Start

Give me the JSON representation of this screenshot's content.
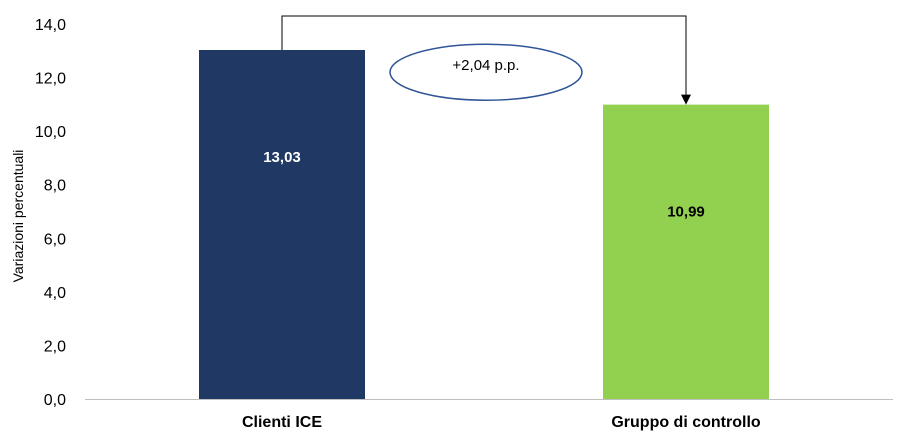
{
  "chart_data": {
    "type": "bar",
    "categories": [
      "Clienti ICE",
      "Gruppo di controllo"
    ],
    "values": [
      13.03,
      10.99
    ],
    "data_labels": [
      "13,03",
      "10,99"
    ],
    "colors": [
      "#203864",
      "#92D050"
    ],
    "data_label_colors": [
      "#ffffff",
      "#000000"
    ],
    "ylabel": "Variazioni percentuali",
    "xlabel": "",
    "ylim": [
      0,
      14
    ],
    "ytick_step": 2,
    "yticks": [
      "0,0",
      "2,0",
      "4,0",
      "6,0",
      "8,0",
      "10,0",
      "12,0",
      "14,0"
    ],
    "grid": false,
    "annotation": {
      "text": "+2,04  p.p.",
      "from_category": "Clienti ICE",
      "to_category": "Gruppo di controllo",
      "bracket_value": 14.3
    }
  }
}
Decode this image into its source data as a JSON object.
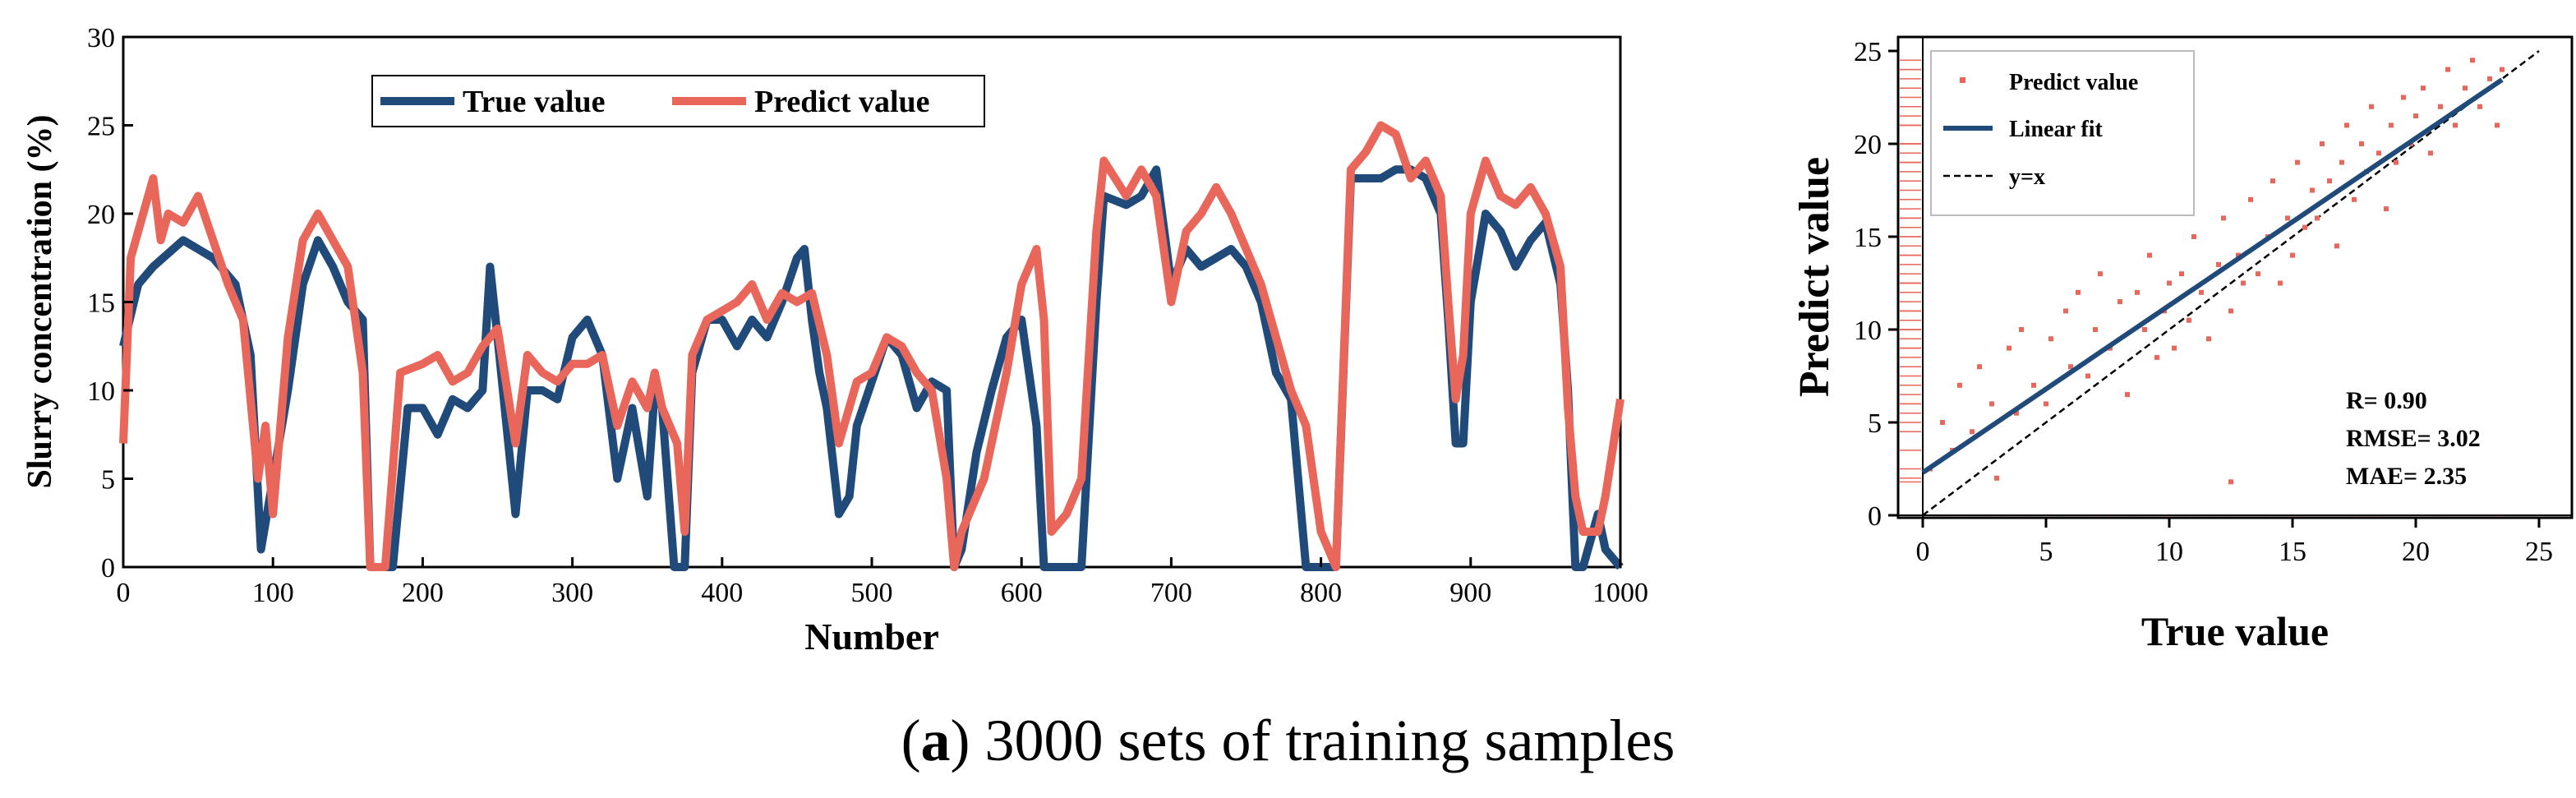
{
  "colors": {
    "true": "#1f4a7a",
    "predict": "#e8665a",
    "axis": "#000000"
  },
  "caption": {
    "label": "a",
    "text": "3000 sets of training samples"
  },
  "chart_data": [
    {
      "type": "line",
      "title": "",
      "xlabel": "Number",
      "ylabel": "Slurry concentration  (%)",
      "xlim": [
        0,
        1000
      ],
      "ylim": [
        0,
        30
      ],
      "xticks": [
        0,
        100,
        200,
        300,
        400,
        500,
        600,
        700,
        800,
        900,
        1000
      ],
      "yticks": [
        0,
        5,
        10,
        15,
        20,
        25,
        30
      ],
      "legend": {
        "position": "top-left",
        "entries": [
          "True value",
          "Predict value"
        ]
      },
      "series": [
        {
          "name": "True value",
          "x": [
            0,
            10,
            20,
            40,
            60,
            75,
            85,
            92,
            100,
            110,
            120,
            130,
            140,
            150,
            160,
            165,
            180,
            190,
            200,
            210,
            220,
            230,
            240,
            245,
            250,
            262,
            270,
            280,
            290,
            300,
            310,
            320,
            330,
            340,
            350,
            355,
            360,
            368,
            375,
            380,
            390,
            400,
            410,
            420,
            430,
            440,
            450,
            455,
            460,
            465,
            470,
            478,
            485,
            490,
            500,
            510,
            520,
            530,
            540,
            550,
            555,
            560,
            570,
            580,
            590,
            600,
            610,
            615,
            620,
            630,
            640,
            650,
            655,
            670,
            680,
            690,
            700,
            710,
            720,
            730,
            740,
            750,
            760,
            770,
            780,
            790,
            795,
            810,
            820,
            830,
            840,
            850,
            860,
            870,
            880,
            885,
            890,
            895,
            900,
            910,
            920,
            930,
            940,
            950,
            960,
            965,
            970,
            975,
            985,
            990,
            1000
          ],
          "values": [
            12.5,
            16,
            17,
            18.5,
            17.5,
            16,
            12,
            1,
            5,
            10,
            16,
            18.5,
            17,
            15,
            14,
            0,
            0,
            9,
            9,
            7.5,
            9.5,
            9,
            10,
            17,
            13,
            3,
            10,
            10,
            9.5,
            13,
            14,
            12,
            5,
            9,
            4,
            10,
            9,
            0,
            0,
            11,
            14,
            14,
            12.5,
            14,
            13,
            15,
            17.5,
            18,
            14,
            11,
            9,
            3,
            4,
            8,
            10.5,
            13,
            12,
            9,
            10.5,
            10,
            0,
            1,
            6.5,
            10,
            13,
            14,
            8,
            0,
            0,
            0,
            0,
            15,
            21,
            20.5,
            21,
            22.5,
            16,
            18,
            17,
            17.5,
            18,
            17,
            15,
            11,
            9.5,
            0,
            0,
            0,
            22,
            22,
            22,
            22.5,
            22.5,
            22,
            20,
            14,
            7,
            7,
            15,
            20,
            19,
            17,
            18.5,
            19.5,
            16,
            10,
            0,
            0,
            3,
            1,
            0
          ]
        },
        {
          "name": "Predict value",
          "x": [
            0,
            5,
            10,
            20,
            25,
            30,
            40,
            50,
            60,
            70,
            80,
            90,
            95,
            100,
            110,
            120,
            130,
            140,
            150,
            160,
            165,
            175,
            185,
            200,
            210,
            220,
            230,
            240,
            250,
            262,
            270,
            280,
            290,
            300,
            310,
            320,
            330,
            340,
            350,
            355,
            360,
            370,
            375,
            380,
            390,
            400,
            410,
            420,
            430,
            440,
            450,
            460,
            470,
            478,
            490,
            500,
            510,
            520,
            530,
            540,
            550,
            555,
            560,
            575,
            590,
            600,
            610,
            615,
            620,
            630,
            640,
            650,
            655,
            670,
            680,
            690,
            700,
            710,
            720,
            730,
            740,
            750,
            760,
            770,
            780,
            790,
            800,
            810,
            820,
            830,
            840,
            850,
            860,
            870,
            880,
            885,
            890,
            895,
            900,
            910,
            920,
            930,
            940,
            950,
            960,
            965,
            970,
            975,
            985,
            990,
            1000
          ],
          "values": [
            7,
            17.5,
            19,
            22,
            18.5,
            20,
            19.5,
            21,
            18.5,
            16,
            14,
            5,
            8,
            3,
            13,
            18.5,
            20,
            18.5,
            17,
            11,
            0,
            0,
            11,
            11.5,
            12,
            10.5,
            11,
            12.5,
            13.5,
            7,
            12,
            11,
            10.5,
            11.5,
            11.5,
            12,
            8,
            10.5,
            9,
            11,
            9,
            7,
            2,
            12,
            14,
            14.5,
            15,
            16,
            14,
            15.5,
            15,
            15.5,
            12,
            7,
            10.5,
            11,
            13,
            12.5,
            11,
            10,
            5,
            0,
            2,
            5,
            11,
            16,
            18,
            14,
            2,
            3,
            5,
            19,
            23,
            21,
            22.5,
            21,
            15,
            19,
            20,
            21.5,
            20,
            18,
            16,
            13,
            10,
            8,
            2,
            0,
            22.5,
            23.5,
            25,
            24.5,
            22,
            23,
            21,
            15,
            9.5,
            12,
            20,
            23,
            21,
            20.5,
            21.5,
            20,
            17,
            9,
            4,
            2,
            2,
            4,
            9.5
          ]
        }
      ]
    },
    {
      "type": "scatter",
      "title": "",
      "xlabel": "True value",
      "ylabel": "Predict value",
      "xlim": [
        0,
        25
      ],
      "ylim": [
        0,
        25
      ],
      "xticks": [
        0,
        5,
        10,
        15,
        20,
        25
      ],
      "yticks": [
        0,
        5,
        10,
        15,
        20,
        25
      ],
      "legend": {
        "position": "top-left",
        "entries": [
          "Predict value",
          "Linear fit",
          "y=x"
        ]
      },
      "points": [
        [
          0.3,
          2.5
        ],
        [
          0.8,
          5
        ],
        [
          1.2,
          3.5
        ],
        [
          1.5,
          7
        ],
        [
          2,
          4.5
        ],
        [
          2.3,
          8
        ],
        [
          2.8,
          6
        ],
        [
          3,
          2
        ],
        [
          3.5,
          9
        ],
        [
          3.8,
          5.5
        ],
        [
          4,
          10
        ],
        [
          4.5,
          7
        ],
        [
          5,
          6
        ],
        [
          5.2,
          9.5
        ],
        [
          5.8,
          11
        ],
        [
          6,
          8
        ],
        [
          6.3,
          12
        ],
        [
          6.7,
          7.5
        ],
        [
          7,
          10
        ],
        [
          7.2,
          13
        ],
        [
          7.6,
          9
        ],
        [
          8,
          11.5
        ],
        [
          8.3,
          6.5
        ],
        [
          8.7,
          12
        ],
        [
          9,
          10
        ],
        [
          9.2,
          14
        ],
        [
          9.5,
          8.5
        ],
        [
          9.8,
          11
        ],
        [
          10,
          12.5
        ],
        [
          10.2,
          9
        ],
        [
          10.5,
          13
        ],
        [
          10.8,
          10.5
        ],
        [
          11,
          15
        ],
        [
          11.3,
          12
        ],
        [
          11.6,
          9.5
        ],
        [
          12,
          13.5
        ],
        [
          12.2,
          16
        ],
        [
          12.5,
          11
        ],
        [
          12.5,
          1.8
        ],
        [
          12.8,
          14
        ],
        [
          13,
          12.5
        ],
        [
          13.3,
          17
        ],
        [
          13.6,
          13
        ],
        [
          14,
          15
        ],
        [
          14.2,
          18
        ],
        [
          14.5,
          12.5
        ],
        [
          14.8,
          16
        ],
        [
          15,
          14
        ],
        [
          15.2,
          19
        ],
        [
          15.5,
          15.5
        ],
        [
          15.8,
          17.5
        ],
        [
          16,
          16
        ],
        [
          16.2,
          20
        ],
        [
          16.5,
          18
        ],
        [
          16.8,
          14.5
        ],
        [
          17,
          19
        ],
        [
          17.2,
          21
        ],
        [
          17.5,
          17
        ],
        [
          17.8,
          20
        ],
        [
          18,
          18.5
        ],
        [
          18.2,
          22
        ],
        [
          18.5,
          19.5
        ],
        [
          18.8,
          16.5
        ],
        [
          19,
          21
        ],
        [
          19.2,
          19
        ],
        [
          19.5,
          22.5
        ],
        [
          19.8,
          20
        ],
        [
          20,
          21.5
        ],
        [
          20.3,
          23
        ],
        [
          20.6,
          19.5
        ],
        [
          21,
          22
        ],
        [
          21.3,
          24
        ],
        [
          21.6,
          21
        ],
        [
          22,
          23
        ],
        [
          22.3,
          24.5
        ],
        [
          22.6,
          22
        ],
        [
          23,
          23.5
        ],
        [
          23.3,
          21
        ],
        [
          23.5,
          24
        ]
      ],
      "fit": {
        "slope": 0.9,
        "intercept": 2.3,
        "x_range": [
          0,
          23.5
        ]
      },
      "stats": {
        "r": "R= 0.90",
        "rmse": "RMSE= 3.02",
        "mae": "MAE= 2.35"
      }
    }
  ]
}
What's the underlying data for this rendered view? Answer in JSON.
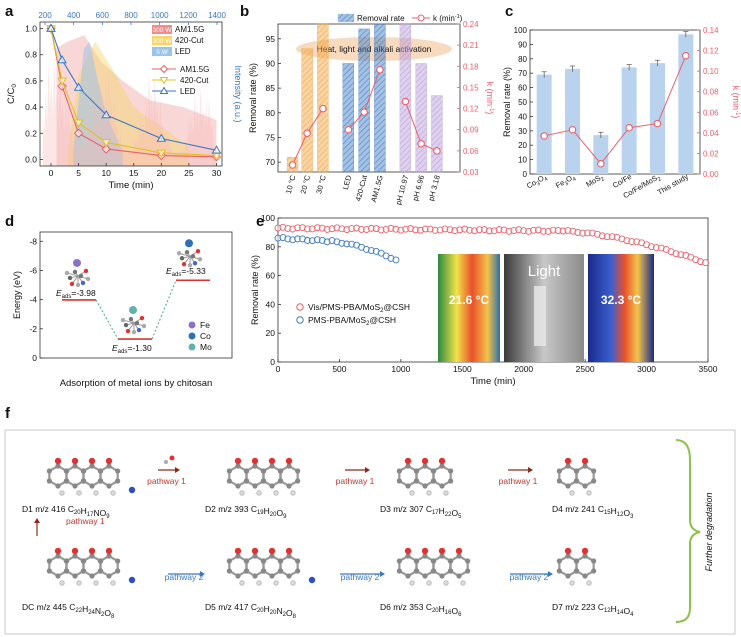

End

Exercise:
Scan the records for the string "ylabel". Copy each line in which it appears.

Final result:
    "ylabel": "Variazioni percentuali",
      "ylabel": "Slurry concentration  (%)",
      "ylabel": "Predict value",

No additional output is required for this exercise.